(Supplied records):

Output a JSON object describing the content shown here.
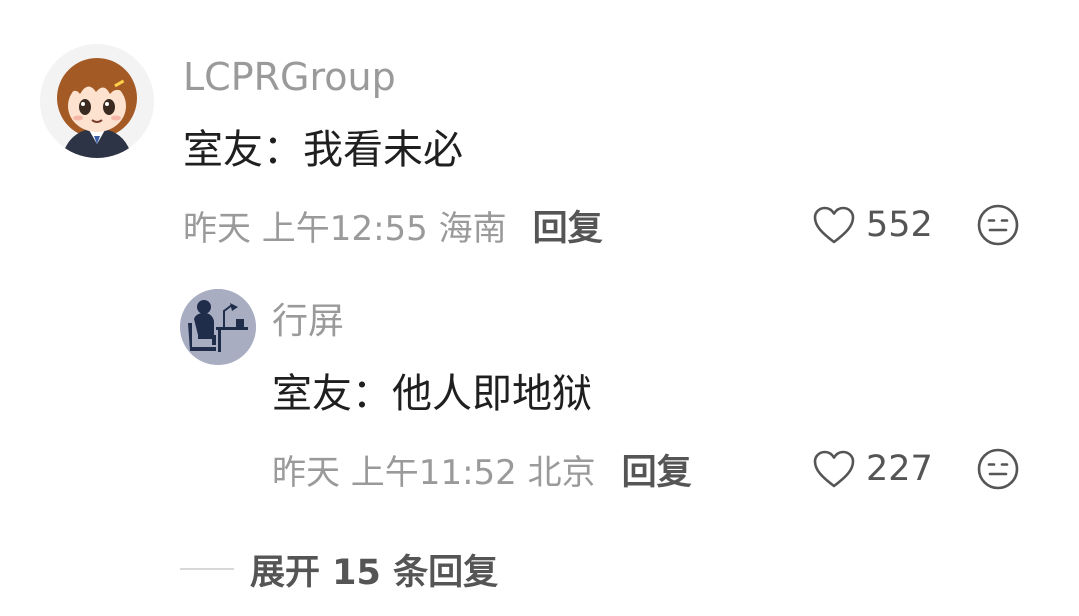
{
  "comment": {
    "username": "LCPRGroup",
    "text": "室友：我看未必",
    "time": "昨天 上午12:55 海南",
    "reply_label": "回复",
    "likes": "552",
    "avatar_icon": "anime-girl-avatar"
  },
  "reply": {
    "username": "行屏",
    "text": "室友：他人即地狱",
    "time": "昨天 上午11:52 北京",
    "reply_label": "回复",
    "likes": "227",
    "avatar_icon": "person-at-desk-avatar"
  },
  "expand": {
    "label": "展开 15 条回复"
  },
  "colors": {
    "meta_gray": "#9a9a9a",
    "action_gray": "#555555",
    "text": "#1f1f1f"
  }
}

...

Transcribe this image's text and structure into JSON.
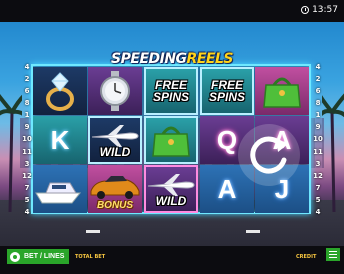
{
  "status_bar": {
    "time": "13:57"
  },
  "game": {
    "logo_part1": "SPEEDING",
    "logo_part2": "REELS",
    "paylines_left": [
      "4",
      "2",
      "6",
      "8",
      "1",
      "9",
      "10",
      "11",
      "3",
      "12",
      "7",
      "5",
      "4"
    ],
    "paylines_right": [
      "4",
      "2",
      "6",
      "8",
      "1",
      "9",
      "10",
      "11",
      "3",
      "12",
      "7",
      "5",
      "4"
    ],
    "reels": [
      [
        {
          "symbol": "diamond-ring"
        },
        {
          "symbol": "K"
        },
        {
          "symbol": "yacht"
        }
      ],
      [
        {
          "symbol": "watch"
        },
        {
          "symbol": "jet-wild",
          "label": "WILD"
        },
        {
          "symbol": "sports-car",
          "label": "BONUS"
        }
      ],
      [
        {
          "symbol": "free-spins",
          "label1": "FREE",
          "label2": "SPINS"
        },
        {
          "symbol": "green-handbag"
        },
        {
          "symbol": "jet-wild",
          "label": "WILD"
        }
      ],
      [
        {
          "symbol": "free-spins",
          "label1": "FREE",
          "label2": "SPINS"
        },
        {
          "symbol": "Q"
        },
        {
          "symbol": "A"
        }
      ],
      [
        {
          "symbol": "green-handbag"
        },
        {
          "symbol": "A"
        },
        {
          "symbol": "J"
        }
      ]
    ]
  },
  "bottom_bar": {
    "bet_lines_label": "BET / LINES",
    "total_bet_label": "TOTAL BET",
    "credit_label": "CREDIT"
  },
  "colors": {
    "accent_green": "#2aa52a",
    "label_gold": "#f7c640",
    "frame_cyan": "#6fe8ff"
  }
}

(Exercise directions): Which lines contain the word "JSON"? Return each of them.

(The answer):
Output a JSON object describing the content shown here.
Transcribe this image's text and structure into JSON.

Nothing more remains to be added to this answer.